▶ [Dataset content]

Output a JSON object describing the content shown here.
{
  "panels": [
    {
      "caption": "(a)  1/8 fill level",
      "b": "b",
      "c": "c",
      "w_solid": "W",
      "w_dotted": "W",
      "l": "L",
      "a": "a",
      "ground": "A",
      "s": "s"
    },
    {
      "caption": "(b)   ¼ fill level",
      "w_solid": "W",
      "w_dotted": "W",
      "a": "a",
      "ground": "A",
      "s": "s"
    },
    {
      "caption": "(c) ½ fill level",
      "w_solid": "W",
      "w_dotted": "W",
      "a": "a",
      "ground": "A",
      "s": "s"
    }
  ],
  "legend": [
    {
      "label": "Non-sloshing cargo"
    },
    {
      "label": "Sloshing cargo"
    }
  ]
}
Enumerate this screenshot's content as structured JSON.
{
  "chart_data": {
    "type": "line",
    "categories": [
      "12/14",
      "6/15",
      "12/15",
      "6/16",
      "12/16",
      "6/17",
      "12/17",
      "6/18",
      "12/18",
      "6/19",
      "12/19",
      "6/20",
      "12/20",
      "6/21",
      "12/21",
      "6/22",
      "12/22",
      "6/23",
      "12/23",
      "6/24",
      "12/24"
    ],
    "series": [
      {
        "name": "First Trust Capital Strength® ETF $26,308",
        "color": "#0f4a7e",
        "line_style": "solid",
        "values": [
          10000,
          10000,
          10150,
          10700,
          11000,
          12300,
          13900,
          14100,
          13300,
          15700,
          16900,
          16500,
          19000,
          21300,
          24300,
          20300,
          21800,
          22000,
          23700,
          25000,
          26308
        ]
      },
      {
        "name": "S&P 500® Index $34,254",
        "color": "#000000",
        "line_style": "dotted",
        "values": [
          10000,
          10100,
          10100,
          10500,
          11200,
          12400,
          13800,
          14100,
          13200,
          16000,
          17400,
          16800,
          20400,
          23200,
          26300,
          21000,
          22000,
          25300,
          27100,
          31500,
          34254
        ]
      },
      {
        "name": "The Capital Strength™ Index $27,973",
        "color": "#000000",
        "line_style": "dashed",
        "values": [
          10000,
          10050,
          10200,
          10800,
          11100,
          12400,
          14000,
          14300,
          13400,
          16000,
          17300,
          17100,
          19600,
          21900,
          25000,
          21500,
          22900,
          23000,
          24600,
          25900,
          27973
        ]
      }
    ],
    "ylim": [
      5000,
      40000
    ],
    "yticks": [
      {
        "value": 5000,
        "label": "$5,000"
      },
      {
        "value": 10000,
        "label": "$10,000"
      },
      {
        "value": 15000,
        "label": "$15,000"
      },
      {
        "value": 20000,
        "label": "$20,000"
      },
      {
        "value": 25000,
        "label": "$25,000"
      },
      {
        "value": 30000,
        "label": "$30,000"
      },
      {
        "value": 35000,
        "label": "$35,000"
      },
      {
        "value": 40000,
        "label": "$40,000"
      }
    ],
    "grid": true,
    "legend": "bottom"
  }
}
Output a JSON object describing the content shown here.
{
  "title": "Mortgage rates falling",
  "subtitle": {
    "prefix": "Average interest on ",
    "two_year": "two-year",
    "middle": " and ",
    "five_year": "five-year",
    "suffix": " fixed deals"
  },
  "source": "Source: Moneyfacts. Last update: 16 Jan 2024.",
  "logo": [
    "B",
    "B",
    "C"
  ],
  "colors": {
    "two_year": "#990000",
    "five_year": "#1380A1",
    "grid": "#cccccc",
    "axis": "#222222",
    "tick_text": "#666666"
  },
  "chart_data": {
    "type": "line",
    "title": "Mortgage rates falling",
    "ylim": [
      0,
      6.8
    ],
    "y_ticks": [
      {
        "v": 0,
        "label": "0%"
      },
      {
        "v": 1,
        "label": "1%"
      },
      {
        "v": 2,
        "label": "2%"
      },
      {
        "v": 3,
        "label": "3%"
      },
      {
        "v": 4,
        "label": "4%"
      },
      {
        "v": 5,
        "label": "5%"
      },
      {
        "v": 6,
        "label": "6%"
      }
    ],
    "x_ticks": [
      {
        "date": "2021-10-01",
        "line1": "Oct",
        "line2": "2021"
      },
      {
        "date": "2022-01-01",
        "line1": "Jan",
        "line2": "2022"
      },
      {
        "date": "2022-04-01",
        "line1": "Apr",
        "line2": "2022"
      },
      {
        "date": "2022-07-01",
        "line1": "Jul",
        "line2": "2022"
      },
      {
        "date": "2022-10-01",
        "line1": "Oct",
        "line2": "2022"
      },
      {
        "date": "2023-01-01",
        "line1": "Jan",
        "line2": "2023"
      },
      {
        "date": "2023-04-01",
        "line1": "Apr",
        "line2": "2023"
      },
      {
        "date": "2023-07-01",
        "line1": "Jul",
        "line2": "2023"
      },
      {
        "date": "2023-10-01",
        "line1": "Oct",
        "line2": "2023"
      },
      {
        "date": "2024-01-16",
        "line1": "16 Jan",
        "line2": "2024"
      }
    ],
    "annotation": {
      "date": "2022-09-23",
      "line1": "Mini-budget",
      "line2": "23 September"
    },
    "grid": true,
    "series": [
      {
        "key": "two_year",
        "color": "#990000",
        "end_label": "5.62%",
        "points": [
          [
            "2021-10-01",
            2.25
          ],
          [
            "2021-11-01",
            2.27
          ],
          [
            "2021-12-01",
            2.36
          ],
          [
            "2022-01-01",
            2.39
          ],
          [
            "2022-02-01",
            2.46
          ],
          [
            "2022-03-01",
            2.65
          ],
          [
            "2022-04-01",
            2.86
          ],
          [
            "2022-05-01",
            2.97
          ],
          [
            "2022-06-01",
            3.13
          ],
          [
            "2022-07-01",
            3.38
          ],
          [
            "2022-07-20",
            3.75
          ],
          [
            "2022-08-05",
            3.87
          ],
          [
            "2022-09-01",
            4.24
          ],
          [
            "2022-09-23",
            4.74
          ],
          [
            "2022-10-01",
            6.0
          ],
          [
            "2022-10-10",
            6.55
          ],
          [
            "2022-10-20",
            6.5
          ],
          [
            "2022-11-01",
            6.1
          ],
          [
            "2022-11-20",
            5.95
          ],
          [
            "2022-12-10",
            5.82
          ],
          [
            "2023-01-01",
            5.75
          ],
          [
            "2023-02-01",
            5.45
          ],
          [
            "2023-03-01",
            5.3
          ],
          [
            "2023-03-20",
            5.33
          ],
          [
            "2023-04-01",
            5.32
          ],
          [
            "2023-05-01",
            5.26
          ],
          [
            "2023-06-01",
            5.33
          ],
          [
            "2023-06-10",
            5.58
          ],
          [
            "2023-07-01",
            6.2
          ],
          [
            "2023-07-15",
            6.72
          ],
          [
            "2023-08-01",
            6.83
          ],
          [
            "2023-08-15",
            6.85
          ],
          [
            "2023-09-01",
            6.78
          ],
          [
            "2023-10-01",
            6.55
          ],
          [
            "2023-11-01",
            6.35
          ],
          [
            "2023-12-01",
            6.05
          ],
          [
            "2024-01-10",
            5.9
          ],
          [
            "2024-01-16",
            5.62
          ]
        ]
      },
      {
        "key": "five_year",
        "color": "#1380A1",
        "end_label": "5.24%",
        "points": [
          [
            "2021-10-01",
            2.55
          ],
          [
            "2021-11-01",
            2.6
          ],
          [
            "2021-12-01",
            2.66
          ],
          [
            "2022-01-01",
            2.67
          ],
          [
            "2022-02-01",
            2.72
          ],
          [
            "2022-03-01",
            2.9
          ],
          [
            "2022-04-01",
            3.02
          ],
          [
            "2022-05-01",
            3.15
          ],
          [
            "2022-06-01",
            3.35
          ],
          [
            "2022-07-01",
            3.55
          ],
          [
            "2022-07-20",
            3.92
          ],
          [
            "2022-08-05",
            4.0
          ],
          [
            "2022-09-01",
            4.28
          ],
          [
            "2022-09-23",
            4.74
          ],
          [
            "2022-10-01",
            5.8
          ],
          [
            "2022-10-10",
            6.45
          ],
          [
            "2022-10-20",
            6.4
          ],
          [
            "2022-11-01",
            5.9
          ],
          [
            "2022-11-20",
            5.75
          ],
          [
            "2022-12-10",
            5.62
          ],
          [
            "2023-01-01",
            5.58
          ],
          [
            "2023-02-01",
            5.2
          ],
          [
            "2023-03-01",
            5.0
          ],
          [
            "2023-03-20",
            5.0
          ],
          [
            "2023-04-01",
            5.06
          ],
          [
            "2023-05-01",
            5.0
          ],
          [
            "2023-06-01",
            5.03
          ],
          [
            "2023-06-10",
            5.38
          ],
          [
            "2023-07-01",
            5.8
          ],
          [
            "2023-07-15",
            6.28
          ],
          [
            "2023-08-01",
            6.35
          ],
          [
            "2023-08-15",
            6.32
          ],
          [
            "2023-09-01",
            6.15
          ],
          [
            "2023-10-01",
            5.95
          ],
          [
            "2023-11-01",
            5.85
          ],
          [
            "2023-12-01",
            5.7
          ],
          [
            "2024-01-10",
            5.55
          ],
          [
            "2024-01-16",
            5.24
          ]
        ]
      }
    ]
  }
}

▶ [Stated task] Pull out all lines containing "fill".

▶ [Solution for this exercise]
      "caption": "(a)  1/8 fill level",
      "caption": "(b)   ¼ fill level",
      "caption": "(c) ½ fill level",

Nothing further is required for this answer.